INSTRUCTIONS FOR THE TASK
Find the lines holding "text" and copy them.

::: MATERIAL FOR THIS TASK :::

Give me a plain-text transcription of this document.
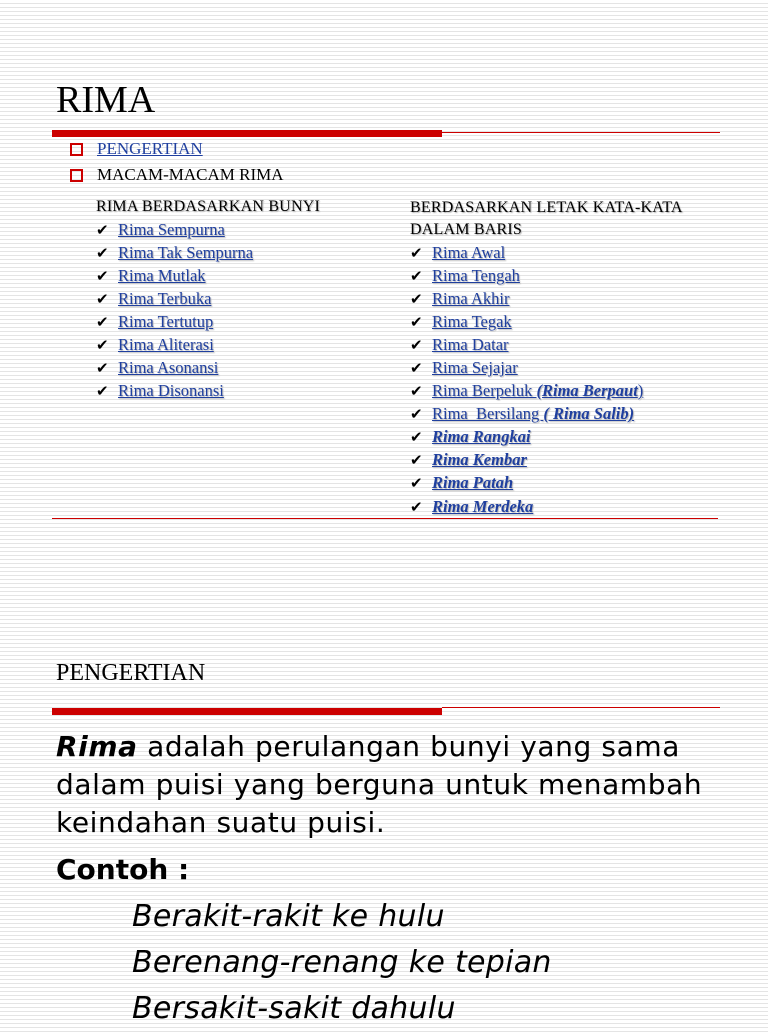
RIMA
PENGERTIAN
MACAM-MACAM RIMA
RIMA BERDASARKAN BUNYI
✔ Rima Sempurna
✔ Rima Tak Sempurna
✔ Rima Mutlak
✔ Rima Terbuka
✔ Rima Tertutup
✔ Rima Aliterasi
✔ Rima Asonansi
✔ Rima Disonansi
BERDASARKAN LETAK KATA-KATA
DALAM BARIS
✔ Rima Awal
✔ Rima Tengah
✔ Rima Akhir
✔ Rima Tegak
✔ Rima Datar
✔ Rima Sejajar
✔ Rima Berpeluk (Rima Berpaut)
✔ Rima  Bersilang ( Rima Salib)
✔ Rima Rangkai
✔ Rima Kembar
✔ Rima Patah
✔ Rima Merdeka
PENGERTIAN
Rima adalah perulangan bunyi yang sama dalam puisi yang berguna untuk menambah keindahan suatu puisi.
Contoh :
Berakit-rakit ke hulu
Berenang-renang ke tepian
Bersakit-sakit dahulu
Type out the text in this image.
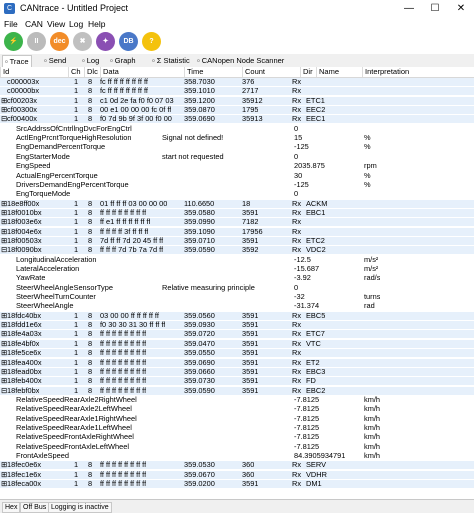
C CANtrace - Untitled Project	—	☐	✕
File CAN View Log Help
⚡	II	dec	✖	✦	DB	?
▫ Trace	▫ Send ▫ Log ▫ Graph ▫ Σ Statistic ▫ CANopen Node Scanner
Id	Ch Dlc Data	Time	Count	Dir Name	Interpretation
c000003x	1 8 fc ff ff ff ff ff ff ff	358.7030	376	Rx
c00000bx	1 8 fc ff ff ff ff ff ff ff	359.1010	2717	Rx
⊞ cf00203x	1 8 c1 0d 2e fa f0 f0 07 03 359.1200	35912	Rx ETC1
⊞ cf00300x	1 8 00 e1 00 00 00 fc 0f ff 359.0870	1795	Rx EEC2
⊟ cf00400x	1 8 f0 7d 9b 9f 3f 00 f0 00 359.0690	35913	Rx EEC1
SrcAddrssOfCntrllngDvcForEngCtrl	0
ActlEngPrcntTorqueHighResolution	Signal not defined!	15	%
EngDemandPercentTorque	-125	%
EngStarterMode	start not requested	0
EngSpeed	2035.875	rpm
ActualEngPercentTorque	30	%
DriversDemandEngPercentTorque	-125	%
EngTorqueMode	0
⊞ 18e8ff00x	1 8 01 ff ff ff 03 00 00 00 110.6650	18	Rx ACKM
⊞ 18f0010bx	1 8 ff ff ff ff ff ff ff ff	359.0580	3591	Rx EBC1
⊞ 18f003e6x	1 8 ff e1 ff ff ff ff ff ff	359.0990	7182	Rx
⊞ 18f004e6x	1 8 ff ff ff ff 3f ff ff ff	359.1090	17956	Rx
⊞ 18f00503x	1 8 7d ff ff 7d 20 45 ff ff	359.0710	3591	Rx ETC2
⊟ 18f0090bx	1 8 ff ff ff 7d 7b 7a 7d ff	359.0590	3592	Rx VDC2
LongitudinalAcceleration	-12.5	m/s²
LateralAcceleration	-15.687	m/s²
YawRate	-3.92	rad/s
SteerWheelAngleSensorType	Relative measuring principle	0
SteerWheelTurnCounter	-32	turns
SteerWheelAngle	-31.374	rad
⊞ 18fdc40bx	1 8 03 00 00 ff ff ff ff ff	359.0560	3591	Rx EBC5
⊞ 18fdd1e6x	1 8 f0 30 30 31 30 ff ff ff	359.0930	3591	Rx
⊞ 18fe4a03x	1 8 ff ff ff ff ff ff ff ff	359.0720	3591	Rx ETC7
⊞ 18fe4bf0x	1 8 ff ff ff ff ff ff ff ff	359.0470	3591	Rx VTC
⊞ 18fe5ce6x	1 8 ff ff ff ff ff ff ff ff	359.0550	3591	Rx
⊞ 18fea400x	1 8 ff ff ff ff ff ff ff ff	359.0690	3591	Rx ET2
⊞ 18fead0bx	1 8 ff ff ff ff ff ff ff ff	359.0660	3591	Rx EBC3
⊞ 18feb400x	1 8 ff ff ff ff ff ff ff ff	359.0730	3591	Rx FD
⊟ 18febf0bx	1 8 ff ff ff ff ff ff ff ff	359.0590	3591	Rx EBC2
RelativeSpeedRearAxle2RightWheel	-7.8125	km/h
RelativeSpeedRearAxle2LeftWheel	-7.8125	km/h
RelativeSpeedRearAxle1RightWheel	-7.8125	km/h
RelativeSpeedRearAxle1LeftWheel	-7.8125	km/h
RelativeSpeedFrontAxleRightWheel	-7.8125	km/h
RelativeSpeedFrontAxleLeftWheel	-7.8125	km/h
FrontAxleSpeed	84.3905934791	km/h
⊞ 18fec0e6x	1 8 ff ff ff ff ff ff ff ff	359.0530	360	Rx SERV
⊞ 18fec1e6x	1 8 ff ff ff ff ff ff ff ff	359.0670	360	Rx VDHR
⊞ 18feca00x	1 8 ff ff ff ff ff ff ff ff	359.0200	3591	Rx DM1
Hex Off Bus Logging is inactive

:::

PROBLEM SOLUTION
Give me a plain-text transcription of this document.
Type out the text in this image.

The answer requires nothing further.